* Start Stored data *
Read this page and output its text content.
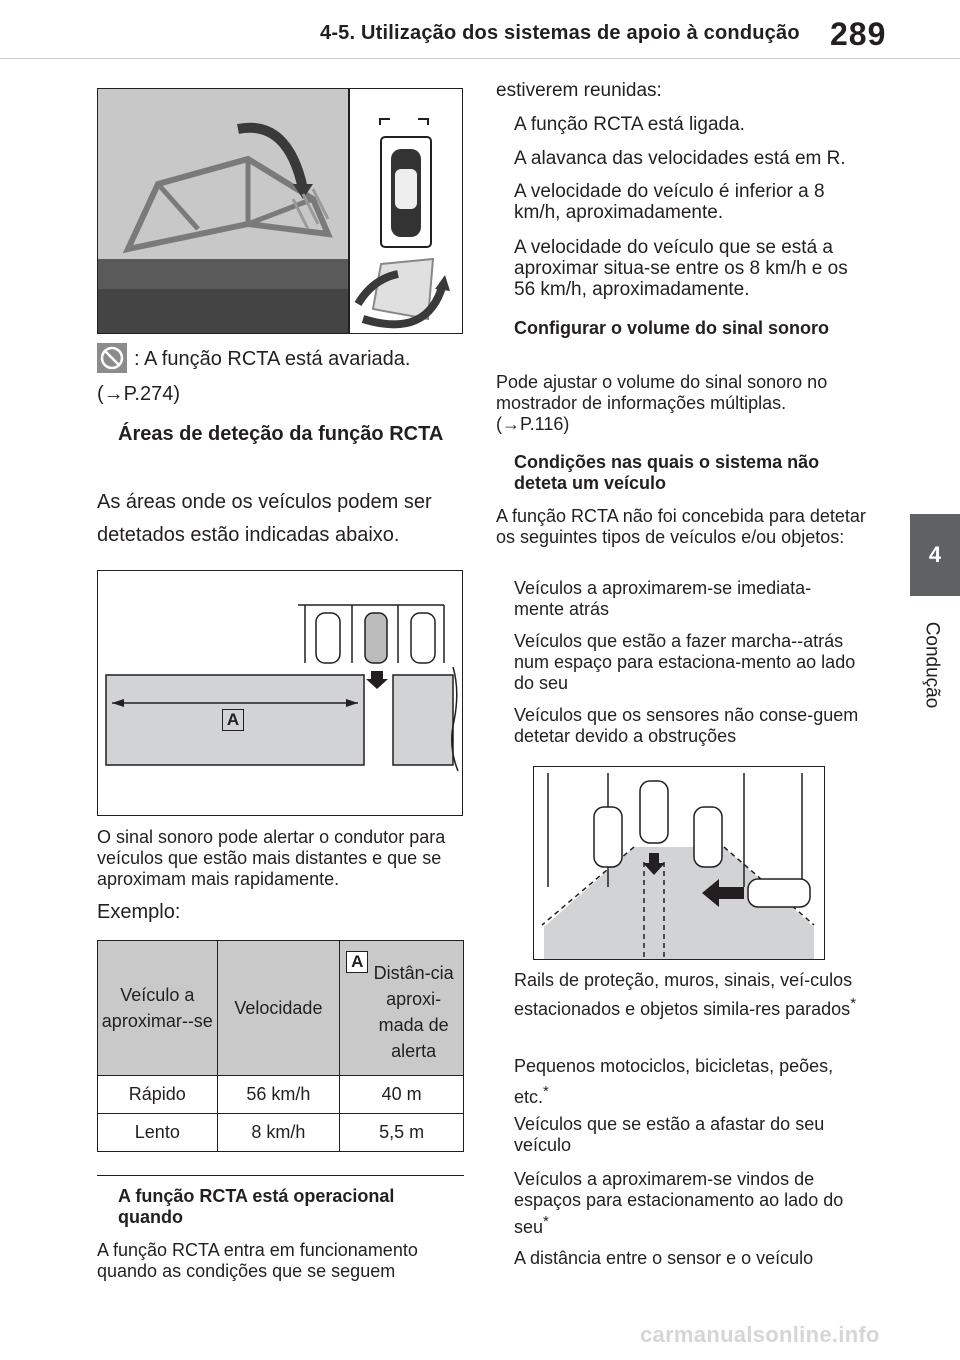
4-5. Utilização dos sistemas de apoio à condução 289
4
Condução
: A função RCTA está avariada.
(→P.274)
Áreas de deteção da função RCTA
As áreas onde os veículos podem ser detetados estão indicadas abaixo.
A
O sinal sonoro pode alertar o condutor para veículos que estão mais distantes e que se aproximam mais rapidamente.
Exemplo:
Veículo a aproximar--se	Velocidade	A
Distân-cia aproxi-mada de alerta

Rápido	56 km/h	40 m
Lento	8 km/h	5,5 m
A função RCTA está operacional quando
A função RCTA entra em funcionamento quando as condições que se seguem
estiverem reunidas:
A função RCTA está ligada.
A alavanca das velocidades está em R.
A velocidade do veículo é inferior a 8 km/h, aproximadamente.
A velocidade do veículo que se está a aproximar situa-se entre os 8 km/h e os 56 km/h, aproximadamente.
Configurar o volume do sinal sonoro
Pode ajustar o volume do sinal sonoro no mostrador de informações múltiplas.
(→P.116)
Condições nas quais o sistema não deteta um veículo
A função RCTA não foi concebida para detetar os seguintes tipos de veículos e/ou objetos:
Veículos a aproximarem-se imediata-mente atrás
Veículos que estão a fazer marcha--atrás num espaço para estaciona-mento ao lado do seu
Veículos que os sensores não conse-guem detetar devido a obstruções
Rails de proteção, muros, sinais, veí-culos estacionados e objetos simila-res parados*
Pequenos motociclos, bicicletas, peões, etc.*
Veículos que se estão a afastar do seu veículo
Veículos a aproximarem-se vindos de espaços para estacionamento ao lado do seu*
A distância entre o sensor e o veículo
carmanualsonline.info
* End Stored data *
* Short exercise *
Quote everything in the listing above exactly; pictures are the only thing to omit.

* Finished answer *
Read this page and output its text content.
4-5. Utilização dos sistemas de apoio à condução 289
4
Condução
: A função RCTA está avariada.
(→P.274)
Áreas de deteção da função RCTA
As áreas onde os veículos podem ser detetados estão indicadas abaixo.
A
O sinal sonoro pode alertar o condutor para veículos que estão mais distantes e que se aproximam mais rapidamente.
Exemplo:
Veículo a aproximar--se	Velocidade	A
Distân-cia aproxi-mada de alerta

Rápido	56 km/h	40 m
Lento	8 km/h	5,5 m
A função RCTA está operacional quando
A função RCTA entra em funcionamento quando as condições que se seguem
estiverem reunidas:
A função RCTA está ligada.
A alavanca das velocidades está em R.
A velocidade do veículo é inferior a 8 km/h, aproximadamente.
A velocidade do veículo que se está a aproximar situa-se entre os 8 km/h e os 56 km/h, aproximadamente.
Configurar o volume do sinal sonoro
Pode ajustar o volume do sinal sonoro no mostrador de informações múltiplas.
(→P.116)
Condições nas quais o sistema não deteta um veículo
A função RCTA não foi concebida para detetar os seguintes tipos de veículos e/ou objetos:
Veículos a aproximarem-se imediata-mente atrás
Veículos que estão a fazer marcha--atrás num espaço para estaciona-mento ao lado do seu
Veículos que os sensores não conse-guem detetar devido a obstruções
Rails de proteção, muros, sinais, veí-culos estacionados e objetos simila-res parados*
Pequenos motociclos, bicicletas, peões, etc.*
Veículos que se estão a afastar do seu veículo
Veículos a aproximarem-se vindos de espaços para estacionamento ao lado do seu*
A distância entre o sensor e o veículo
carmanualsonline.info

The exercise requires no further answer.